--- start of Material shown ---
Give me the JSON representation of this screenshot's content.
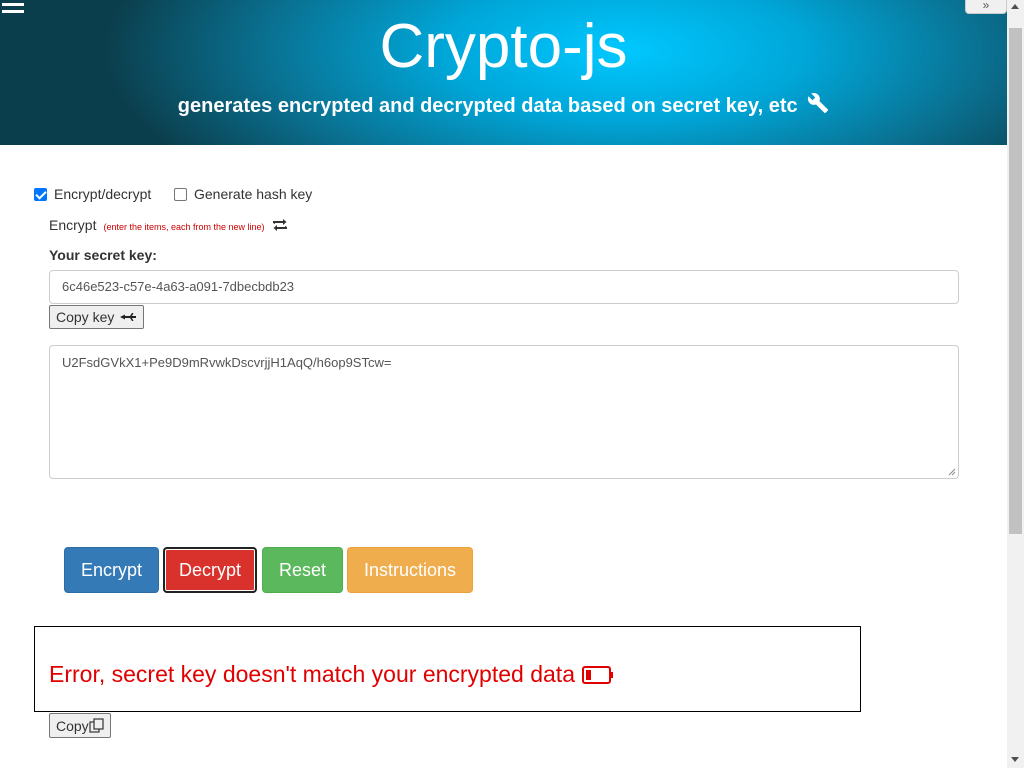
{
  "header": {
    "title": "Crypto-js",
    "subtitle": "generates encrypted and decrypted data based on secret key, etc",
    "background_color": "#00b4e6"
  },
  "options": {
    "encrypt_decrypt": {
      "label": "Encrypt/decrypt",
      "checked": true
    },
    "hash_key": {
      "label": "Generate hash key",
      "checked": false
    }
  },
  "mode": {
    "label": "Encrypt",
    "hint": "(enter the items, each from the new line)"
  },
  "secret_key": {
    "label": "Your secret key:",
    "value": "6c46e523-c57e-4a63-a091-7dbecbdb23"
  },
  "copy_key_label": "Copy key",
  "data_input": {
    "value": "U2FsdGVkX1+Pe9D9mRvwkDscvrjjH1AqQ/h6op9STcw="
  },
  "actions": {
    "encrypt": "Encrypt",
    "decrypt": "Decrypt",
    "reset": "Reset",
    "instructions": "Instructions"
  },
  "colors": {
    "encrypt": "#337ab7",
    "decrypt": "#d9312b",
    "reset": "#5cb85c",
    "instructions": "#f0ad4e",
    "error": "#e00000"
  },
  "result": {
    "message": "Error, secret key doesn't match your encrypted data",
    "icon": "battery-low-icon"
  },
  "copy_label": "Copy",
  "corner_button": "»"
}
--- end of Material shown ---
◆ **Task brief**
Determine how many of the lines above hold the word "encrypted", and output that number by itself.

◆ **Result for this task**
2